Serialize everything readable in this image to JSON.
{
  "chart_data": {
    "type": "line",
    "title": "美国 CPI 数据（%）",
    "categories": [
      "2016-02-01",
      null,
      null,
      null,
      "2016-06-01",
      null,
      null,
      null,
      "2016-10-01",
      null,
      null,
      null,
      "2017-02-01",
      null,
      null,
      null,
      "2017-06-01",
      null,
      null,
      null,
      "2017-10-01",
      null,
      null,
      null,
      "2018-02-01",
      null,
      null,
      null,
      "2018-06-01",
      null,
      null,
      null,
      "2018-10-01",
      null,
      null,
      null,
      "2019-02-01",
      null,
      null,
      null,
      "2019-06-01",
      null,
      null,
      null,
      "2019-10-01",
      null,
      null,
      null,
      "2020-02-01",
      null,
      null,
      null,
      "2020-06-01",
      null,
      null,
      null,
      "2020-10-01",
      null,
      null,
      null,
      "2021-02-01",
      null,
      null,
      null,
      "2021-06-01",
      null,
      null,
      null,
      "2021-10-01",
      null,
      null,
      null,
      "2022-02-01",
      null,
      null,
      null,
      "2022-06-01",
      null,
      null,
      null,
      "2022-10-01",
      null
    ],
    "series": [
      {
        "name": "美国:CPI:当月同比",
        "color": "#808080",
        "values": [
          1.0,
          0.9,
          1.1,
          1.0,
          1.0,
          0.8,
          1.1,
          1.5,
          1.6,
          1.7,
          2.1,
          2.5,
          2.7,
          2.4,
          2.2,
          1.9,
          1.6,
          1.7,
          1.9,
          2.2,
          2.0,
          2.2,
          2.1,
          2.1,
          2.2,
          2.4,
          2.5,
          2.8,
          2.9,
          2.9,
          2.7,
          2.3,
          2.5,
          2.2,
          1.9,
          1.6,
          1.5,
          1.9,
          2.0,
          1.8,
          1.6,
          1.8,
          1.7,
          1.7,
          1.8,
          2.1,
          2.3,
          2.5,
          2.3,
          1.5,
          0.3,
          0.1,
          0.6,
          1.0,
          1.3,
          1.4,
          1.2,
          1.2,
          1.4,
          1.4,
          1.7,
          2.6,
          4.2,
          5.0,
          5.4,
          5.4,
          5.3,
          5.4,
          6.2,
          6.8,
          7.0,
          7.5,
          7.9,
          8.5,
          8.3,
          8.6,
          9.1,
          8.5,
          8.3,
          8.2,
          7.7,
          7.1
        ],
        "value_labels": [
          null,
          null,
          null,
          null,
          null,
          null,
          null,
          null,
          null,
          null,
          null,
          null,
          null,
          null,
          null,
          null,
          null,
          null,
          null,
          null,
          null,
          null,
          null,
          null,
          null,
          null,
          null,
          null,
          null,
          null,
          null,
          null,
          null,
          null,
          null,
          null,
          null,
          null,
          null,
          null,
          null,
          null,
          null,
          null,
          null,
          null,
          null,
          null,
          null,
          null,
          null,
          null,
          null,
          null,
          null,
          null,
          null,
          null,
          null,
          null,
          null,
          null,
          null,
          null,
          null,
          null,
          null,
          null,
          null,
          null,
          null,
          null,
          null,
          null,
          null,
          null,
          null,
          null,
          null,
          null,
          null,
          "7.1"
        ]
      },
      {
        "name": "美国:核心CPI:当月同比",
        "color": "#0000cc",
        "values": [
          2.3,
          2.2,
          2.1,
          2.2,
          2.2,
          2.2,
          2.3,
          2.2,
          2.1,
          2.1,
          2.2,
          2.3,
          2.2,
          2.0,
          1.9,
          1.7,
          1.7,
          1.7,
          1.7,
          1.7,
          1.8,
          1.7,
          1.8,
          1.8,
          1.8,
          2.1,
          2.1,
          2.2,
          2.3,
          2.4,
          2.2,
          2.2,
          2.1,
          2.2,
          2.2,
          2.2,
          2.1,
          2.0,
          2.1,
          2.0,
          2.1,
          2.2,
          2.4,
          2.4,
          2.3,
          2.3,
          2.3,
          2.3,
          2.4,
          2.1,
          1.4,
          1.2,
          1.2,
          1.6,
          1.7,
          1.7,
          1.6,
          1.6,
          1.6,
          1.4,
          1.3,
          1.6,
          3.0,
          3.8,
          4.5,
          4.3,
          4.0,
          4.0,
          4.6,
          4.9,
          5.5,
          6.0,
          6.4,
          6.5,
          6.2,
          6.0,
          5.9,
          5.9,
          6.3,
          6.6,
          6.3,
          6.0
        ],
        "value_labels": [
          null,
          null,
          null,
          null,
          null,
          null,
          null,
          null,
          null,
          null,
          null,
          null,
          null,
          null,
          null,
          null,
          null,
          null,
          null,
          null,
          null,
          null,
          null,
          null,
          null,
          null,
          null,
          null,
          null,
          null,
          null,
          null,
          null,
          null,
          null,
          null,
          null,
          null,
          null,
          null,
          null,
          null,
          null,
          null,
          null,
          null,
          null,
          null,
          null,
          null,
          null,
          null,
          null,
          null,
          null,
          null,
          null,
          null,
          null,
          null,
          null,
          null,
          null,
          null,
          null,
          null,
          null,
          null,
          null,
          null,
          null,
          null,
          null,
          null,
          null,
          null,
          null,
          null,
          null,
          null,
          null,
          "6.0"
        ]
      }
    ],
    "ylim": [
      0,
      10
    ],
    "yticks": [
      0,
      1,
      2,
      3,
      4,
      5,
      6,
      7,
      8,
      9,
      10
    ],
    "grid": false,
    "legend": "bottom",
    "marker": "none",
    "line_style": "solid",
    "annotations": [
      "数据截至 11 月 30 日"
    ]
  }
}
****
Work required: Reproduce each record exactly as it appears.

Response below:
Serialize everything readable in this image to JSON.
{
  "chart_data": {
    "type": "line",
    "title": "美国 CPI 数据（%）",
    "categories": [
      "2016-02-01",
      null,
      null,
      null,
      "2016-06-01",
      null,
      null,
      null,
      "2016-10-01",
      null,
      null,
      null,
      "2017-02-01",
      null,
      null,
      null,
      "2017-06-01",
      null,
      null,
      null,
      "2017-10-01",
      null,
      null,
      null,
      "2018-02-01",
      null,
      null,
      null,
      "2018-06-01",
      null,
      null,
      null,
      "2018-10-01",
      null,
      null,
      null,
      "2019-02-01",
      null,
      null,
      null,
      "2019-06-01",
      null,
      null,
      null,
      "2019-10-01",
      null,
      null,
      null,
      "2020-02-01",
      null,
      null,
      null,
      "2020-06-01",
      null,
      null,
      null,
      "2020-10-01",
      null,
      null,
      null,
      "2021-02-01",
      null,
      null,
      null,
      "2021-06-01",
      null,
      null,
      null,
      "2021-10-01",
      null,
      null,
      null,
      "2022-02-01",
      null,
      null,
      null,
      "2022-06-01",
      null,
      null,
      null,
      "2022-10-01",
      null
    ],
    "series": [
      {
        "name": "美国:CPI:当月同比",
        "color": "#808080",
        "values": [
          1.0,
          0.9,
          1.1,
          1.0,
          1.0,
          0.8,
          1.1,
          1.5,
          1.6,
          1.7,
          2.1,
          2.5,
          2.7,
          2.4,
          2.2,
          1.9,
          1.6,
          1.7,
          1.9,
          2.2,
          2.0,
          2.2,
          2.1,
          2.1,
          2.2,
          2.4,
          2.5,
          2.8,
          2.9,
          2.9,
          2.7,
          2.3,
          2.5,
          2.2,
          1.9,
          1.6,
          1.5,
          1.9,
          2.0,
          1.8,
          1.6,
          1.8,
          1.7,
          1.7,
          1.8,
          2.1,
          2.3,
          2.5,
          2.3,
          1.5,
          0.3,
          0.1,
          0.6,
          1.0,
          1.3,
          1.4,
          1.2,
          1.2,
          1.4,
          1.4,
          1.7,
          2.6,
          4.2,
          5.0,
          5.4,
          5.4,
          5.3,
          5.4,
          6.2,
          6.8,
          7.0,
          7.5,
          7.9,
          8.5,
          8.3,
          8.6,
          9.1,
          8.5,
          8.3,
          8.2,
          7.7,
          7.1
        ],
        "value_labels": [
          null,
          null,
          null,
          null,
          null,
          null,
          null,
          null,
          null,
          null,
          null,
          null,
          null,
          null,
          null,
          null,
          null,
          null,
          null,
          null,
          null,
          null,
          null,
          null,
          null,
          null,
          null,
          null,
          null,
          null,
          null,
          null,
          null,
          null,
          null,
          null,
          null,
          null,
          null,
          null,
          null,
          null,
          null,
          null,
          null,
          null,
          null,
          null,
          null,
          null,
          null,
          null,
          null,
          null,
          null,
          null,
          null,
          null,
          null,
          null,
          null,
          null,
          null,
          null,
          null,
          null,
          null,
          null,
          null,
          null,
          null,
          null,
          null,
          null,
          null,
          null,
          null,
          null,
          null,
          null,
          null,
          "7.1"
        ]
      },
      {
        "name": "美国:核心CPI:当月同比",
        "color": "#0000cc",
        "values": [
          2.3,
          2.2,
          2.1,
          2.2,
          2.2,
          2.2,
          2.3,
          2.2,
          2.1,
          2.1,
          2.2,
          2.3,
          2.2,
          2.0,
          1.9,
          1.7,
          1.7,
          1.7,
          1.7,
          1.7,
          1.8,
          1.7,
          1.8,
          1.8,
          1.8,
          2.1,
          2.1,
          2.2,
          2.3,
          2.4,
          2.2,
          2.2,
          2.1,
          2.2,
          2.2,
          2.2,
          2.1,
          2.0,
          2.1,
          2.0,
          2.1,
          2.2,
          2.4,
          2.4,
          2.3,
          2.3,
          2.3,
          2.3,
          2.4,
          2.1,
          1.4,
          1.2,
          1.2,
          1.6,
          1.7,
          1.7,
          1.6,
          1.6,
          1.6,
          1.4,
          1.3,
          1.6,
          3.0,
          3.8,
          4.5,
          4.3,
          4.0,
          4.0,
          4.6,
          4.9,
          5.5,
          6.0,
          6.4,
          6.5,
          6.2,
          6.0,
          5.9,
          5.9,
          6.3,
          6.6,
          6.3,
          6.0
        ],
        "value_labels": [
          null,
          null,
          null,
          null,
          null,
          null,
          null,
          null,
          null,
          null,
          null,
          null,
          null,
          null,
          null,
          null,
          null,
          null,
          null,
          null,
          null,
          null,
          null,
          null,
          null,
          null,
          null,
          null,
          null,
          null,
          null,
          null,
          null,
          null,
          null,
          null,
          null,
          null,
          null,
          null,
          null,
          null,
          null,
          null,
          null,
          null,
          null,
          null,
          null,
          null,
          null,
          null,
          null,
          null,
          null,
          null,
          null,
          null,
          null,
          null,
          null,
          null,
          null,
          null,
          null,
          null,
          null,
          null,
          null,
          null,
          null,
          null,
          null,
          null,
          null,
          null,
          null,
          null,
          null,
          null,
          null,
          "6.0"
        ]
      }
    ],
    "ylim": [
      0,
      10
    ],
    "yticks": [
      0,
      1,
      2,
      3,
      4,
      5,
      6,
      7,
      8,
      9,
      10
    ],
    "grid": false,
    "legend": "bottom",
    "marker": "none",
    "line_style": "solid",
    "annotations": [
      "数据截至 11 月 30 日"
    ]
  }
}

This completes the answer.